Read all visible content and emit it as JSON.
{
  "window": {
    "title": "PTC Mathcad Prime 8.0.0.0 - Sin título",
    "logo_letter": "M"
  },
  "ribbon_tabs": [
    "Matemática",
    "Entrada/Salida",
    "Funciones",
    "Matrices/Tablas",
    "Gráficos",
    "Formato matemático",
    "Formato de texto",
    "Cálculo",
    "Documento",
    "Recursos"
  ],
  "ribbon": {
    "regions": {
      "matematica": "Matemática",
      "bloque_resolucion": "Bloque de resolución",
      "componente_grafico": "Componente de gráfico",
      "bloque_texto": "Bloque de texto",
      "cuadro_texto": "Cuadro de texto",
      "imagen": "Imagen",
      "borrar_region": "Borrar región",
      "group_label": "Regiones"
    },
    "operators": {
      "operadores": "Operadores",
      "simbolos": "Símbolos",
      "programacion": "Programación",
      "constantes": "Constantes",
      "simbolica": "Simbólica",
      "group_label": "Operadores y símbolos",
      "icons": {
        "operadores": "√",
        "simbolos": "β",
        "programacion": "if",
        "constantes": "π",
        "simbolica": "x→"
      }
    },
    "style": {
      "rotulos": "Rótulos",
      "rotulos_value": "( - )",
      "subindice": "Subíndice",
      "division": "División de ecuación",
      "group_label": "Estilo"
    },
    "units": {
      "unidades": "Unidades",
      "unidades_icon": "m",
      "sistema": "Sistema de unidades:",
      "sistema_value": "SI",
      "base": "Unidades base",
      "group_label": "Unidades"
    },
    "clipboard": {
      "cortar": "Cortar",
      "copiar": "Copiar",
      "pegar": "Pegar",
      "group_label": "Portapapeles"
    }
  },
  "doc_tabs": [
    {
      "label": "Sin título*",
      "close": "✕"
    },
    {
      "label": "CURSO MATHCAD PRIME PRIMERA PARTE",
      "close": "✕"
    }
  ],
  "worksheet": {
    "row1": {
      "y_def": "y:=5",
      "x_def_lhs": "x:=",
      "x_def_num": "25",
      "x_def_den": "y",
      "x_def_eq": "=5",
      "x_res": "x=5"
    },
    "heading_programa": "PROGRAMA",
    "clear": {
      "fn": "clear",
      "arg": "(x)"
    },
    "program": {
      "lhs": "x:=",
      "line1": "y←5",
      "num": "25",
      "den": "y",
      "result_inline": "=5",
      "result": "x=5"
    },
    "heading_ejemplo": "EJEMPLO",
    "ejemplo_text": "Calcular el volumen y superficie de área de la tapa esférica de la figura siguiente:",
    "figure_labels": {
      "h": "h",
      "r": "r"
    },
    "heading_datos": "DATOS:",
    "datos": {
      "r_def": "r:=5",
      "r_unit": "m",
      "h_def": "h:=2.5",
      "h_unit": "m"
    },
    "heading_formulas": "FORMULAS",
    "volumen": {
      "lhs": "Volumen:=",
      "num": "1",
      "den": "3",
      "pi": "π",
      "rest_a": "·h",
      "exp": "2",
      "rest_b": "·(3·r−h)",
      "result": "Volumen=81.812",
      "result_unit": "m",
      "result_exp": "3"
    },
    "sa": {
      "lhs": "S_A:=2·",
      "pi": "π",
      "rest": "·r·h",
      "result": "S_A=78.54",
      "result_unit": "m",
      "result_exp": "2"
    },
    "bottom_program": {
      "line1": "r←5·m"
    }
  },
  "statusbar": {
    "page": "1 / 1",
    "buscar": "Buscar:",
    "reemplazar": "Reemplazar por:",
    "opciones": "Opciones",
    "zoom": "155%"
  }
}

--------

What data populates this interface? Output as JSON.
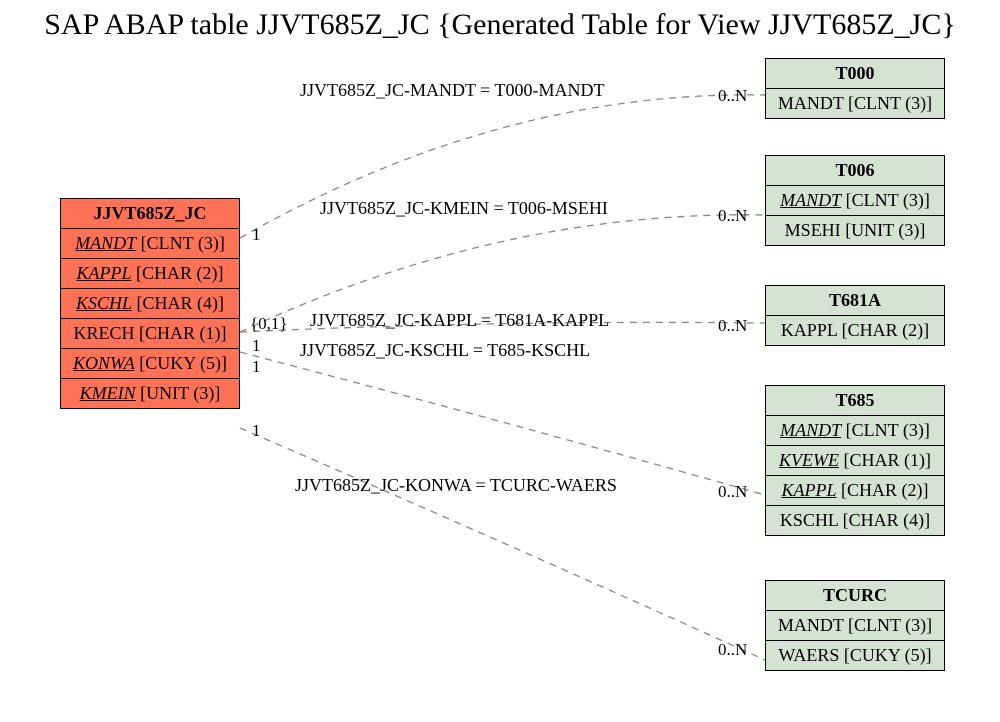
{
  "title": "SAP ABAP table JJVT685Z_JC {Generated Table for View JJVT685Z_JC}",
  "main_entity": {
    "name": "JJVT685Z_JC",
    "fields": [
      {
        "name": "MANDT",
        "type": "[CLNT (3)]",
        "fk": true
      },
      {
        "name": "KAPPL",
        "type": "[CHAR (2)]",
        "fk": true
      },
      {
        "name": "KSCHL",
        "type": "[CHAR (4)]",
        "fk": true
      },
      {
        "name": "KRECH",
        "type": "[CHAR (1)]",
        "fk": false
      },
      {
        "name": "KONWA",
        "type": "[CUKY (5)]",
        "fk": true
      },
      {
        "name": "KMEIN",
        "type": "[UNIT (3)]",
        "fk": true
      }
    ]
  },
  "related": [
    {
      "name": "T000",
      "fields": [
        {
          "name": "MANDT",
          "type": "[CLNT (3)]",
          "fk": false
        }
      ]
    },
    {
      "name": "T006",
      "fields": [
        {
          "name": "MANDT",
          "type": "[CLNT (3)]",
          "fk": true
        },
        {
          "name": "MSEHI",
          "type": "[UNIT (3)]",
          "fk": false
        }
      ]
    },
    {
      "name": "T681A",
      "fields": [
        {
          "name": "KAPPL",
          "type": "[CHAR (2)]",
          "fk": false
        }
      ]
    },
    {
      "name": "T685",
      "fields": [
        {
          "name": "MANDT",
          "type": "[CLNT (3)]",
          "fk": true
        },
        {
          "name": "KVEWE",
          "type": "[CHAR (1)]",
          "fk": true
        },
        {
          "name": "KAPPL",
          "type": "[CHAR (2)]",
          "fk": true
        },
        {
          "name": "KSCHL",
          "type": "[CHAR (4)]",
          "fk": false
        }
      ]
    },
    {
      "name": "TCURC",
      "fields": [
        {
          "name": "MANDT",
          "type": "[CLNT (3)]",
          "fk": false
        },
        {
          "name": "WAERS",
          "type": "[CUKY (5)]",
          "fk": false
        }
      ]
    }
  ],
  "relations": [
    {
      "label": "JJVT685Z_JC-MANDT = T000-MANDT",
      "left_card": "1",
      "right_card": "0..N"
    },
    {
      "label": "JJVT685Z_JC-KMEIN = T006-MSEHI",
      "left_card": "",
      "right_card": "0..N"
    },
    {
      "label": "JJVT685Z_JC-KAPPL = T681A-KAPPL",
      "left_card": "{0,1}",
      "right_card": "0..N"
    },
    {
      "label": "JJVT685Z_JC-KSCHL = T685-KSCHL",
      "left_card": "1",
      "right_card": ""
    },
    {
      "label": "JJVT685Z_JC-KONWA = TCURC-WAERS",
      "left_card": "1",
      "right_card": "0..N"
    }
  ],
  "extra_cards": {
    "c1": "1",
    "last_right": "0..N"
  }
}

--------

# INSTRUCTIONS TO FOLLOW
Scan the records above and report how many lines include the word "Bloque", without any other text.

# RESULT OF THE EXERCISE
2